===== DOCUMENT PASSAGE
SECTION 12.02 User's Obligation Upon Determination of Taxability
(a) Upon the occurrence of a Determination of Taxability, the Trustee
shall notify the User in writing that all Outstanding Bonds shall be subject to
mandatory redemption on the date specified by the Trustee in accordance with the
Indenture irrespective of whether the User has violated any covenant or
representation in this Lease Agreement. Within seven days after the receipt of
such notice the User shall purchase the Project from the Issuer for the price
specified in subsection (b) of this Section, which purchase price shall be paid
to the Trustee.
(b) The price payable by the User for the Project in the event of a
Determination of Taxability shall be equal to the amount required to redeem the
Bonds in accordance with the terms thereof and to pay in full all Indenture
Indebtedness. There shall be credited against such payment otherwise required by
this paragraph all amounts which have been paid to the Trustee pursuant to the
Letter of Credit with respect to such payment of the Bonds then Outstanding.
(c) Any other options of the User to purchase the Project shall be
superseded by its mandatory obligation to purchase the Project pursuant to this
section 12.02.
SECTION 12.03 Federal Rebate Payments
The provisions of Article XVI of the Indenture are incorporated herein
by reference, and the User shall comply with said provisions and shall perform
and discharge all obligations, duties and responsibilities imposed upon the User
under said Article, including without limitation the payment of all required
rebates to the United States of America.
ARTICLE 13 ARTICLE 13
---------- ----------
Provisions of General Application
SECTION 13.01 Covenant of Quiet Enjoyment
So long as the User performs and observes all the covenants and
agreements on its part herein contained, it shall peaceably and quietly have,
hold and enjoy the Project during the Lease Term subject to all the terms and
provisions hereof.
SECTION 13.02 Investment of Funds
The Issuer shall cause any money held as a part of the Special Funds
which may by the terms of the Indenture be invested to be so invested or
reinvested by the Trustee solely at the request of, and solely as directed by,
the User and as provided in the Indenture.
==========
===== MATERIAL FOR THE TASK
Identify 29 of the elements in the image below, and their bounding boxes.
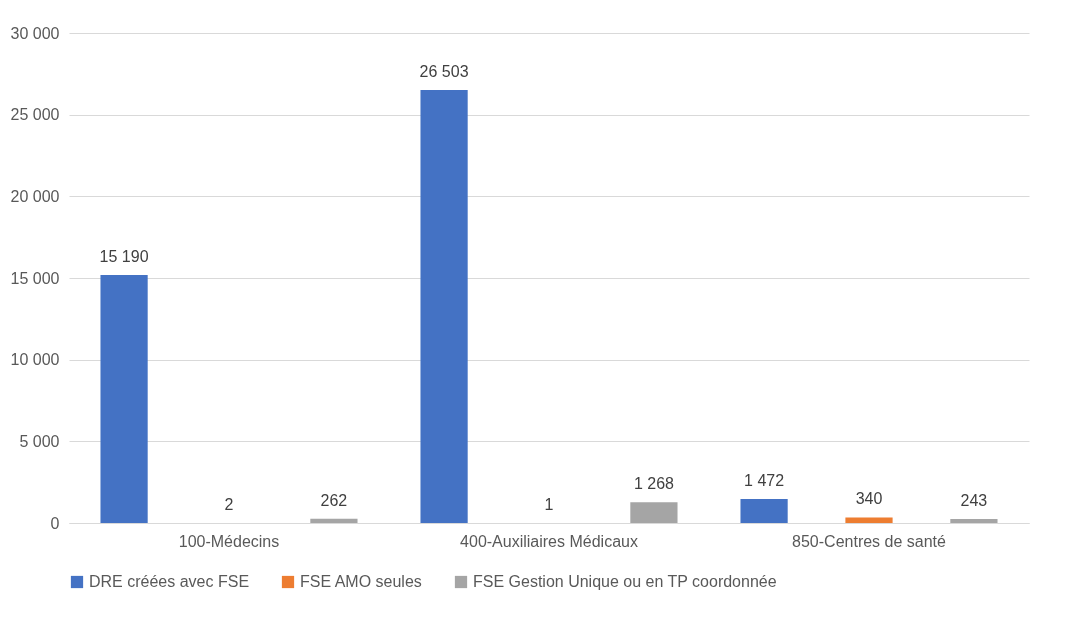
data-label: 26 503 xyxy=(419,63,469,81)
x-tick-label: 400-Auxiliaires Médicaux xyxy=(460,532,638,550)
y-tick-label: 25 000 xyxy=(10,106,60,124)
legend-label: FSE AMO seules xyxy=(300,573,422,590)
data-label: 1 472 xyxy=(744,471,785,489)
data-label: 15 190 xyxy=(99,247,149,265)
legend-label: DRE créées avec FSE xyxy=(89,573,250,590)
data-label: 243 xyxy=(960,492,988,510)
y-tick-label: 20 000 xyxy=(10,187,60,205)
bar xyxy=(845,517,893,523)
data-label: 340 xyxy=(855,490,883,508)
x-tick-label: 850-Centres de santé xyxy=(792,532,947,550)
bar xyxy=(310,518,358,523)
bar xyxy=(420,90,468,523)
y-tick-label: 15 000 xyxy=(10,269,60,287)
data-label: 2 xyxy=(224,495,234,513)
y-tick-label: 30 000 xyxy=(10,24,60,42)
y-tick-label: 10 000 xyxy=(10,351,60,369)
data-label: 1 268 xyxy=(633,475,675,493)
bar xyxy=(630,502,678,523)
y-tick-label: 0 xyxy=(50,514,60,532)
bar xyxy=(100,274,148,523)
bar xyxy=(740,498,788,523)
bar xyxy=(950,519,998,523)
data-label: 262 xyxy=(320,491,348,509)
data-label: 1 xyxy=(544,495,554,513)
x-tick-label: 100-Médecins xyxy=(178,532,280,550)
legend-label: FSE Gestion Unique ou en TP coordonnée xyxy=(473,573,777,590)
y-tick-label: 5 000 xyxy=(19,432,60,450)
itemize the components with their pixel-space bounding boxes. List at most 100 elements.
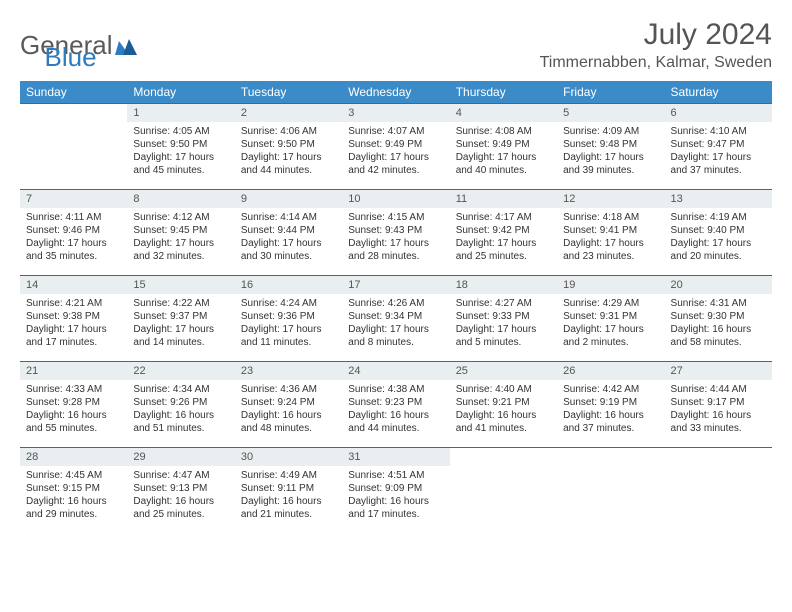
sunrise-text: Sunrise: 4:33 AM — [26, 383, 121, 396]
day-number: 27 — [665, 362, 772, 380]
day-info: Sunrise: 4:44 AMSunset: 9:17 PMDaylight:… — [665, 380, 772, 437]
sunrise-text: Sunrise: 4:49 AM — [241, 469, 336, 482]
sunrise-text: Sunrise: 4:07 AM — [348, 125, 443, 138]
day-info: Sunrise: 4:11 AMSunset: 9:46 PMDaylight:… — [20, 208, 127, 265]
sunrise-text: Sunrise: 4:51 AM — [348, 469, 443, 482]
page-header: General Blue July 2024 Timmernabben, Kal… — [20, 18, 772, 73]
daylight-text: Daylight: 17 hours and 42 minutes. — [348, 151, 443, 177]
sunset-text: Sunset: 9:48 PM — [563, 138, 658, 151]
day-number: 4 — [450, 104, 557, 122]
day-info: Sunrise: 4:33 AMSunset: 9:28 PMDaylight:… — [20, 380, 127, 437]
title-block: July 2024 Timmernabben, Kalmar, Sweden — [540, 18, 772, 72]
sunrise-text: Sunrise: 4:11 AM — [26, 211, 121, 224]
calendar-day-cell — [557, 448, 664, 534]
day-info: Sunrise: 4:31 AMSunset: 9:30 PMDaylight:… — [665, 294, 772, 351]
day-info: Sunrise: 4:19 AMSunset: 9:40 PMDaylight:… — [665, 208, 772, 265]
day-number: 29 — [127, 448, 234, 466]
day-number: 20 — [665, 276, 772, 294]
calendar-day-cell: 25Sunrise: 4:40 AMSunset: 9:21 PMDayligh… — [450, 362, 557, 448]
sunset-text: Sunset: 9:26 PM — [133, 396, 228, 409]
sunset-text: Sunset: 9:33 PM — [456, 310, 551, 323]
calendar-day-cell: 23Sunrise: 4:36 AMSunset: 9:24 PMDayligh… — [235, 362, 342, 448]
sunset-text: Sunset: 9:42 PM — [456, 224, 551, 237]
daylight-text: Daylight: 16 hours and 29 minutes. — [26, 495, 121, 521]
sunset-text: Sunset: 9:31 PM — [563, 310, 658, 323]
sunset-text: Sunset: 9:43 PM — [348, 224, 443, 237]
daylight-text: Daylight: 17 hours and 44 minutes. — [241, 151, 336, 177]
sunset-text: Sunset: 9:50 PM — [133, 138, 228, 151]
sunrise-text: Sunrise: 4:29 AM — [563, 297, 658, 310]
day-number: 10 — [342, 190, 449, 208]
weekday-header: Sunday — [20, 81, 127, 104]
sunset-text: Sunset: 9:40 PM — [671, 224, 766, 237]
calendar-week-row: 28Sunrise: 4:45 AMSunset: 9:15 PMDayligh… — [20, 448, 772, 534]
daylight-text: Daylight: 17 hours and 28 minutes. — [348, 237, 443, 263]
day-number: 19 — [557, 276, 664, 294]
day-number: 3 — [342, 104, 449, 122]
calendar-day-cell: 24Sunrise: 4:38 AMSunset: 9:23 PMDayligh… — [342, 362, 449, 448]
sunset-text: Sunset: 9:47 PM — [671, 138, 766, 151]
calendar-day-cell: 18Sunrise: 4:27 AMSunset: 9:33 PMDayligh… — [450, 276, 557, 362]
daylight-text: Daylight: 16 hours and 48 minutes. — [241, 409, 336, 435]
calendar-day-cell: 1Sunrise: 4:05 AMSunset: 9:50 PMDaylight… — [127, 104, 234, 190]
day-number: 12 — [557, 190, 664, 208]
sunrise-text: Sunrise: 4:06 AM — [241, 125, 336, 138]
sunset-text: Sunset: 9:46 PM — [26, 224, 121, 237]
sunrise-text: Sunrise: 4:40 AM — [456, 383, 551, 396]
sunset-text: Sunset: 9:24 PM — [241, 396, 336, 409]
sunset-text: Sunset: 9:28 PM — [26, 396, 121, 409]
day-info: Sunrise: 4:26 AMSunset: 9:34 PMDaylight:… — [342, 294, 449, 351]
daylight-text: Daylight: 17 hours and 35 minutes. — [26, 237, 121, 263]
daylight-text: Daylight: 17 hours and 39 minutes. — [563, 151, 658, 177]
day-number: 15 — [127, 276, 234, 294]
sunrise-text: Sunrise: 4:14 AM — [241, 211, 336, 224]
day-info: Sunrise: 4:38 AMSunset: 9:23 PMDaylight:… — [342, 380, 449, 437]
calendar-day-cell: 2Sunrise: 4:06 AMSunset: 9:50 PMDaylight… — [235, 104, 342, 190]
daylight-text: Daylight: 17 hours and 23 minutes. — [563, 237, 658, 263]
weekday-header: Thursday — [450, 81, 557, 104]
day-number: 6 — [665, 104, 772, 122]
calendar-day-cell: 9Sunrise: 4:14 AMSunset: 9:44 PMDaylight… — [235, 190, 342, 276]
sunrise-text: Sunrise: 4:27 AM — [456, 297, 551, 310]
calendar-day-cell: 10Sunrise: 4:15 AMSunset: 9:43 PMDayligh… — [342, 190, 449, 276]
calendar-day-cell: 4Sunrise: 4:08 AMSunset: 9:49 PMDaylight… — [450, 104, 557, 190]
daylight-text: Daylight: 17 hours and 5 minutes. — [456, 323, 551, 349]
day-number: 17 — [342, 276, 449, 294]
day-info: Sunrise: 4:36 AMSunset: 9:24 PMDaylight:… — [235, 380, 342, 437]
sunrise-text: Sunrise: 4:09 AM — [563, 125, 658, 138]
sunrise-text: Sunrise: 4:47 AM — [133, 469, 228, 482]
calendar-day-cell: 11Sunrise: 4:17 AMSunset: 9:42 PMDayligh… — [450, 190, 557, 276]
calendar-page: General Blue July 2024 Timmernabben, Kal… — [0, 0, 792, 544]
day-number: 30 — [235, 448, 342, 466]
day-info: Sunrise: 4:45 AMSunset: 9:15 PMDaylight:… — [20, 466, 127, 523]
daylight-text: Daylight: 17 hours and 20 minutes. — [671, 237, 766, 263]
daylight-text: Daylight: 17 hours and 2 minutes. — [563, 323, 658, 349]
sunrise-text: Sunrise: 4:42 AM — [563, 383, 658, 396]
calendar-day-cell: 3Sunrise: 4:07 AMSunset: 9:49 PMDaylight… — [342, 104, 449, 190]
day-info: Sunrise: 4:07 AMSunset: 9:49 PMDaylight:… — [342, 122, 449, 179]
sunrise-text: Sunrise: 4:17 AM — [456, 211, 551, 224]
sunrise-text: Sunrise: 4:10 AM — [671, 125, 766, 138]
daylight-text: Daylight: 17 hours and 11 minutes. — [241, 323, 336, 349]
sunset-text: Sunset: 9:45 PM — [133, 224, 228, 237]
location-label: Timmernabben, Kalmar, Sweden — [540, 54, 772, 72]
daylight-text: Daylight: 16 hours and 21 minutes. — [241, 495, 336, 521]
day-info: Sunrise: 4:21 AMSunset: 9:38 PMDaylight:… — [20, 294, 127, 351]
calendar-week-row: 14Sunrise: 4:21 AMSunset: 9:38 PMDayligh… — [20, 276, 772, 362]
day-info: Sunrise: 4:24 AMSunset: 9:36 PMDaylight:… — [235, 294, 342, 351]
day-number: 8 — [127, 190, 234, 208]
sunset-text: Sunset: 9:49 PM — [456, 138, 551, 151]
calendar-day-cell: 6Sunrise: 4:10 AMSunset: 9:47 PMDaylight… — [665, 104, 772, 190]
calendar-day-cell: 16Sunrise: 4:24 AMSunset: 9:36 PMDayligh… — [235, 276, 342, 362]
daylight-text: Daylight: 16 hours and 58 minutes. — [671, 323, 766, 349]
calendar-body: 1Sunrise: 4:05 AMSunset: 9:50 PMDaylight… — [20, 104, 772, 534]
daylight-text: Daylight: 17 hours and 40 minutes. — [456, 151, 551, 177]
daylight-text: Daylight: 16 hours and 17 minutes. — [348, 495, 443, 521]
calendar-day-cell: 31Sunrise: 4:51 AMSunset: 9:09 PMDayligh… — [342, 448, 449, 534]
day-info: Sunrise: 4:27 AMSunset: 9:33 PMDaylight:… — [450, 294, 557, 351]
weekday-header: Tuesday — [235, 81, 342, 104]
calendar-day-cell: 14Sunrise: 4:21 AMSunset: 9:38 PMDayligh… — [20, 276, 127, 362]
day-number: 5 — [557, 104, 664, 122]
calendar-day-cell: 13Sunrise: 4:19 AMSunset: 9:40 PMDayligh… — [665, 190, 772, 276]
day-info: Sunrise: 4:15 AMSunset: 9:43 PMDaylight:… — [342, 208, 449, 265]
==========
## REQUIRED WORK
1 - In the lease agreement passage:
(a) How many days after receiving the Trustee's notice does the User have to purchase the Project?
(b) Under the Covenant of Quiet Enjoyment, during what period may the User peaceably and quietly hold and enjoy the Project?
(c) Which Article of the Indenture is incorporated by reference in the section on Federal Rebate Payments?
2 - Will you transcribe the records word for word, everything from their first line down to the line containing "itemize the components", with both ends included? Leave the pictures out.
The text and the records have no connection to each other.

## THE SOLUTIONS
1 -
(a) Seven days.
(b) The Lease Term.
(c) Article XVI.

2 -
Identify 29 of the elements in the image below, and their bounding boxes.
data-label: 26 503 xyxy=(419,63,469,81)
x-tick-label: 400-Auxiliaires Médicaux xyxy=(460,532,638,550)
y-tick-label: 25 000 xyxy=(10,106,60,124)
legend-label: FSE AMO seules xyxy=(300,573,422,590)
data-label: 1 472 xyxy=(744,471,785,489)
data-label: 15 190 xyxy=(99,247,149,265)
legend-label: DRE créées avec FSE xyxy=(89,573,250,590)
data-label: 243 xyxy=(960,492,988,510)
y-tick-label: 20 000 xyxy=(10,187,60,205)
bar xyxy=(845,517,893,523)
data-label: 340 xyxy=(855,490,883,508)
x-tick-label: 850-Centres de santé xyxy=(792,532,947,550)
bar xyxy=(310,518,358,523)
bar xyxy=(420,90,468,523)
y-tick-label: 15 000 xyxy=(10,269,60,287)
data-label: 2 xyxy=(224,495,234,513)
y-tick-label: 30 000 xyxy=(10,24,60,42)
y-tick-label: 10 000 xyxy=(10,351,60,369)
data-label: 1 268 xyxy=(633,475,675,493)
bar xyxy=(630,502,678,523)
y-tick-label: 0 xyxy=(50,514,60,532)
bar xyxy=(100,274,148,523)
bar xyxy=(740,498,788,523)
bar xyxy=(950,519,998,523)
data-label: 262 xyxy=(320,491,348,509)
data-label: 1 xyxy=(544,495,554,513)
x-tick-label: 100-Médecins xyxy=(178,532,280,550)
legend-label: FSE Gestion Unique ou en TP coordonnée xyxy=(473,573,777,590)
y-tick-label: 5 000 xyxy=(19,432,60,450)
itemize the components with their pixel-space bounding boxes. List at most 100 elements.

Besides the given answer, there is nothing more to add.